Your task: Copy down every line where the string "text" shows up.

"""

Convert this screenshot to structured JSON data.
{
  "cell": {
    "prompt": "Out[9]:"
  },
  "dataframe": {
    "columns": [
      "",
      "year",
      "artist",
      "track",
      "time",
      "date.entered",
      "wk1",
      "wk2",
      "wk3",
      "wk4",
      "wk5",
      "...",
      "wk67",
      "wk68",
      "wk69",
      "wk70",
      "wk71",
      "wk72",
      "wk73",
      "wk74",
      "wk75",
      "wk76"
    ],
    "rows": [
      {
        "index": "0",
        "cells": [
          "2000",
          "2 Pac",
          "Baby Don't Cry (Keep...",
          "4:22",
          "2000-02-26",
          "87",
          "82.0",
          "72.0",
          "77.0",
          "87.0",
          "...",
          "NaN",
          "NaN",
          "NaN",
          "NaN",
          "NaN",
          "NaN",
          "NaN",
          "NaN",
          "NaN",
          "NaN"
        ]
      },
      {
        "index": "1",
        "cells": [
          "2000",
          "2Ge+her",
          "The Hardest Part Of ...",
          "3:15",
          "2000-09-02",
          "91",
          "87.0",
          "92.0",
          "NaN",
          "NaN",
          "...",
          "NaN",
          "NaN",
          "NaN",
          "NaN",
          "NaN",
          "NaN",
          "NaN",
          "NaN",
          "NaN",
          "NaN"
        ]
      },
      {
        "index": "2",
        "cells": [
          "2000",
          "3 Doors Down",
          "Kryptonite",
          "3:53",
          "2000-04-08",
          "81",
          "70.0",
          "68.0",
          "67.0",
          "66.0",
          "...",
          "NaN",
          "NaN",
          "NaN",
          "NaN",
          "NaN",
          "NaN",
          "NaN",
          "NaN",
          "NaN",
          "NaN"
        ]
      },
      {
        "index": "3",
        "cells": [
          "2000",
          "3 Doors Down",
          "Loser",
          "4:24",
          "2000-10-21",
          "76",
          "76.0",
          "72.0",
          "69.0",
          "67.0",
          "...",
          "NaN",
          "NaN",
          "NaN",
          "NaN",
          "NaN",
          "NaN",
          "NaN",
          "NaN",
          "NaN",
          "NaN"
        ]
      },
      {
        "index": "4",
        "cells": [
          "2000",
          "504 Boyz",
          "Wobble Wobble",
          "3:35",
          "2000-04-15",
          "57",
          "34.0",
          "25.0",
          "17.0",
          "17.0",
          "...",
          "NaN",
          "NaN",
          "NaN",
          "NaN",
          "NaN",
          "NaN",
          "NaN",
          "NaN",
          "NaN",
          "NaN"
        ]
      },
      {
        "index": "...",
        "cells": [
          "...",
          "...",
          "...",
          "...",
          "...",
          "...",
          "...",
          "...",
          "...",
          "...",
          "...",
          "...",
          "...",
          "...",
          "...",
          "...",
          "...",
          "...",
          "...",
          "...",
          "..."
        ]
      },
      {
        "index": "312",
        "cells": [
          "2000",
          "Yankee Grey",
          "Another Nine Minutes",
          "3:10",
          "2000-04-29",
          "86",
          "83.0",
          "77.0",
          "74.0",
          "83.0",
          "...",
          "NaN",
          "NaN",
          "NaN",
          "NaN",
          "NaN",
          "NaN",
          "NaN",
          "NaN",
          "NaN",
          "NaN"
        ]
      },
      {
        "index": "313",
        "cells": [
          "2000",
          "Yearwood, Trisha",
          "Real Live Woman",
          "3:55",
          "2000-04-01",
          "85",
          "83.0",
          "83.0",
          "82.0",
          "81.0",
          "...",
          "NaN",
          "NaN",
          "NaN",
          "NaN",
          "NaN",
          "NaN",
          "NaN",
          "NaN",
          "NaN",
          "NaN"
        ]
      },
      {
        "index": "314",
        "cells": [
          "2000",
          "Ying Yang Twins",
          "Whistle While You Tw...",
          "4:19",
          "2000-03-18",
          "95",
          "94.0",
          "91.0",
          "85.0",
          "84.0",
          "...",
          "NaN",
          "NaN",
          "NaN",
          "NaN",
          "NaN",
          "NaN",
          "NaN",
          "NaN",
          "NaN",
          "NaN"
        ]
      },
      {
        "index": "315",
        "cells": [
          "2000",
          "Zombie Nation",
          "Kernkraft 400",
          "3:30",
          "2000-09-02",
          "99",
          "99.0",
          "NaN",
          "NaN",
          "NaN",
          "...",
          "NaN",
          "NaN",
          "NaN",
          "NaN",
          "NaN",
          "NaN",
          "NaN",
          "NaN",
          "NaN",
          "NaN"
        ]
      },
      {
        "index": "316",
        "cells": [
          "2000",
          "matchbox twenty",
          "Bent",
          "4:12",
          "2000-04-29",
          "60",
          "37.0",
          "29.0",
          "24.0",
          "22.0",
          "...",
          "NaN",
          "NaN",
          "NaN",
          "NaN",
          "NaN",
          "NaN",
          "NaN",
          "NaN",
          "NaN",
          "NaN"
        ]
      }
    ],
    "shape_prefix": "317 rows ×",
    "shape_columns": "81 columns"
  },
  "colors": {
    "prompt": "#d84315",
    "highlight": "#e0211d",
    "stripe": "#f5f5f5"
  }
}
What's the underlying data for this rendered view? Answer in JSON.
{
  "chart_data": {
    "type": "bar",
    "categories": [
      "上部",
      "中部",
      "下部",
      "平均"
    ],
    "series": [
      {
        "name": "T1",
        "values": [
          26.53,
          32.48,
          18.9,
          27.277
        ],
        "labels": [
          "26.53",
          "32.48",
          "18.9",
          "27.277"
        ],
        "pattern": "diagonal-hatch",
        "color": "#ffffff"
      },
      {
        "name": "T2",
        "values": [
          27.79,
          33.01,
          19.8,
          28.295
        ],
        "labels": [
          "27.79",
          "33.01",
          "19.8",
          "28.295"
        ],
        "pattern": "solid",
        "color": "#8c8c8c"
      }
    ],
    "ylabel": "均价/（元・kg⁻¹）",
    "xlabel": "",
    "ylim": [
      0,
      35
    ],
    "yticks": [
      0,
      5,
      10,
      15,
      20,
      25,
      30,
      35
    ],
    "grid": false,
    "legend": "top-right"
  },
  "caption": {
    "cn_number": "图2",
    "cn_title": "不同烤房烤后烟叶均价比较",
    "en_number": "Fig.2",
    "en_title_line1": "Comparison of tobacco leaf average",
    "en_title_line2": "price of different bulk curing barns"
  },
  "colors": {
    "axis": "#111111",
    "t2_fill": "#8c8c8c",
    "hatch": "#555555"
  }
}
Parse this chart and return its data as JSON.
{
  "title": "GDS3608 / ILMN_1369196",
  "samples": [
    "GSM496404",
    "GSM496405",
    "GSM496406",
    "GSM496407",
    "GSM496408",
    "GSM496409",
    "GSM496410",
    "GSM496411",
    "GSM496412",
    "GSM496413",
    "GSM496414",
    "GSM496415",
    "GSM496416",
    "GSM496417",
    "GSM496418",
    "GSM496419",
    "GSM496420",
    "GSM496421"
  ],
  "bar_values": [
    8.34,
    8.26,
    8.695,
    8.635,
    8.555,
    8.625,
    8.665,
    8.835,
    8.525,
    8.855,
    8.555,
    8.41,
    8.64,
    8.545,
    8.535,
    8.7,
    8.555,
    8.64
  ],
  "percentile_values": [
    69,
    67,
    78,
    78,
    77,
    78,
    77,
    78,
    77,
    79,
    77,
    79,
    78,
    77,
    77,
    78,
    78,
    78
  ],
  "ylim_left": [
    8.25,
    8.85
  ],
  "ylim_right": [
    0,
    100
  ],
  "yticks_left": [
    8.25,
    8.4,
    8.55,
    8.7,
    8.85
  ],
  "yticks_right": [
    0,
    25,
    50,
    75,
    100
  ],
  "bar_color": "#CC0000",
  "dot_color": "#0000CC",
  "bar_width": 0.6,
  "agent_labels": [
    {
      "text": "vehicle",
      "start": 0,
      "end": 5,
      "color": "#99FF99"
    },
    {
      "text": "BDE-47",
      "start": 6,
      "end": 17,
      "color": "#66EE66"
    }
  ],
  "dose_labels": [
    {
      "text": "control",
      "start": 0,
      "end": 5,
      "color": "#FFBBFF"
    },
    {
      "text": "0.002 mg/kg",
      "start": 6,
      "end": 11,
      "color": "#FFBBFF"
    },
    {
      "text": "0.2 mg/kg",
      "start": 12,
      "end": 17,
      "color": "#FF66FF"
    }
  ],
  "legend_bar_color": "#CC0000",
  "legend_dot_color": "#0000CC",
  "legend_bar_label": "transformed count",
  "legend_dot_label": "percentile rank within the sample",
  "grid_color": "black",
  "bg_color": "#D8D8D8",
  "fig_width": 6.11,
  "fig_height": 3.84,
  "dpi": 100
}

"""

Response to the exercise:
      "text": "vehicle",
      "text": "BDE-47",
      "text": "control",
      "text": "0.002 mg/kg",
      "text": "0.2 mg/kg",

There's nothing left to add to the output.